-- Start --

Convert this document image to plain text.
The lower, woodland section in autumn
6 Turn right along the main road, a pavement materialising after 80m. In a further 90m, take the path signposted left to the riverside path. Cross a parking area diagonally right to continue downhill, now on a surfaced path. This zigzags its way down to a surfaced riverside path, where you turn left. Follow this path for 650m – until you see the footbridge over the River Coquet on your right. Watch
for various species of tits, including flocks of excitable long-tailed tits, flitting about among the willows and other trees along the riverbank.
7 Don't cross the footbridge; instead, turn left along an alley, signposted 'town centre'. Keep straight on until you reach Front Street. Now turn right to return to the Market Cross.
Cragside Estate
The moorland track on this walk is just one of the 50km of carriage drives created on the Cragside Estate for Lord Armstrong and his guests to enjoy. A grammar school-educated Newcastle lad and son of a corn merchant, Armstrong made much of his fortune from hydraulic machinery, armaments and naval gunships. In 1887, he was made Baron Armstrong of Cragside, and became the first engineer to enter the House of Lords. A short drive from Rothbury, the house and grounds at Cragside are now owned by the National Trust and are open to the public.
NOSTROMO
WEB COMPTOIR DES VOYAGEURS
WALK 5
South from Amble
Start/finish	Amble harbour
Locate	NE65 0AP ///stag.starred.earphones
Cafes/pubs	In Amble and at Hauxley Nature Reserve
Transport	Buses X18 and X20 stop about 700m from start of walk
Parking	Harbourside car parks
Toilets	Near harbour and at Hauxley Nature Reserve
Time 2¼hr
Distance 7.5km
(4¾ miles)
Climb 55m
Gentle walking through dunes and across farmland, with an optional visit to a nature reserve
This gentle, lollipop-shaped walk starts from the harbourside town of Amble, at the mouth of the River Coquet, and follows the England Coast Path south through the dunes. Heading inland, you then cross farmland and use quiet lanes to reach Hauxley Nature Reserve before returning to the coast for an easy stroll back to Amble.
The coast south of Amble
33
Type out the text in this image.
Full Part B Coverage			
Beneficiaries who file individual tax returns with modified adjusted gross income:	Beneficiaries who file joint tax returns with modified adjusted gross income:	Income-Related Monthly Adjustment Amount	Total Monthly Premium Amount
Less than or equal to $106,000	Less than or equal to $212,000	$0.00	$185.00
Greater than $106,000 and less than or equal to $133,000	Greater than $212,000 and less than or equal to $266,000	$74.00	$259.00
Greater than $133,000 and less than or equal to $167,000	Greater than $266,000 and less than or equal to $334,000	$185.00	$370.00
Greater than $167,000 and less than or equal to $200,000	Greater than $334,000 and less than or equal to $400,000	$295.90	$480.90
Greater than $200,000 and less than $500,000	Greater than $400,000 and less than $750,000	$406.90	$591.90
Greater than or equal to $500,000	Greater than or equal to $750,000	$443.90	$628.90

-- End --

- **AIM**
Give back exactly the lines from the one containing "Type out the text in this image." to the end of the material, both ends included.

- **FINISHED TASK**
Type out the text in this image.
Full Part B Coverage			
Beneficiaries who file individual tax returns with modified adjusted gross income:	Beneficiaries who file joint tax returns with modified adjusted gross income:	Income-Related Monthly Adjustment Amount	Total Monthly Premium Amount
Less than or equal to $106,000	Less than or equal to $212,000	$0.00	$185.00
Greater than $106,000 and less than or equal to $133,000	Greater than $212,000 and less than or equal to $266,000	$74.00	$259.00
Greater than $133,000 and less than or equal to $167,000	Greater than $266,000 and less than or equal to $334,000	$185.00	$370.00
Greater than $167,000 and less than or equal to $200,000	Greater than $334,000 and less than or equal to $400,000	$295.90	$480.90
Greater than $200,000 and less than $500,000	Greater than $400,000 and less than $750,000	$406.90	$591.90
Greater than or equal to $500,000	Greater than or equal to $750,000	$443.90	$628.90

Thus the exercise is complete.